'''
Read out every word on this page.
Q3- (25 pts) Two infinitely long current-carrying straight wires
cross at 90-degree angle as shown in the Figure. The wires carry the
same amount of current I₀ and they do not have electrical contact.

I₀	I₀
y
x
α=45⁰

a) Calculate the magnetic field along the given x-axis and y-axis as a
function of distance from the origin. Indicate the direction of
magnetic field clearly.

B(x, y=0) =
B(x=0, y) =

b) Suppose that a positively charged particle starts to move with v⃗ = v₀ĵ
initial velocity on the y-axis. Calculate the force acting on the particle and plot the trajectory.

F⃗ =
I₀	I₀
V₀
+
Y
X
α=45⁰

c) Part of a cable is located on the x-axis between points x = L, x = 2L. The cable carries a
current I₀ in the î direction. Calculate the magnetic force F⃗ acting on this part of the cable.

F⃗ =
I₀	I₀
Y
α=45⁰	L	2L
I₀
'''
Prompt: List every line in the records above that contains the word "current".

Expected output:
Q3- (25 pts) Two infinitely long current-carrying straight wires
same amount of current I₀ and they do not have electrical contact.
current I₀ in the î direction. Calculate the magnetic force F⃗ acting on this part of the cable.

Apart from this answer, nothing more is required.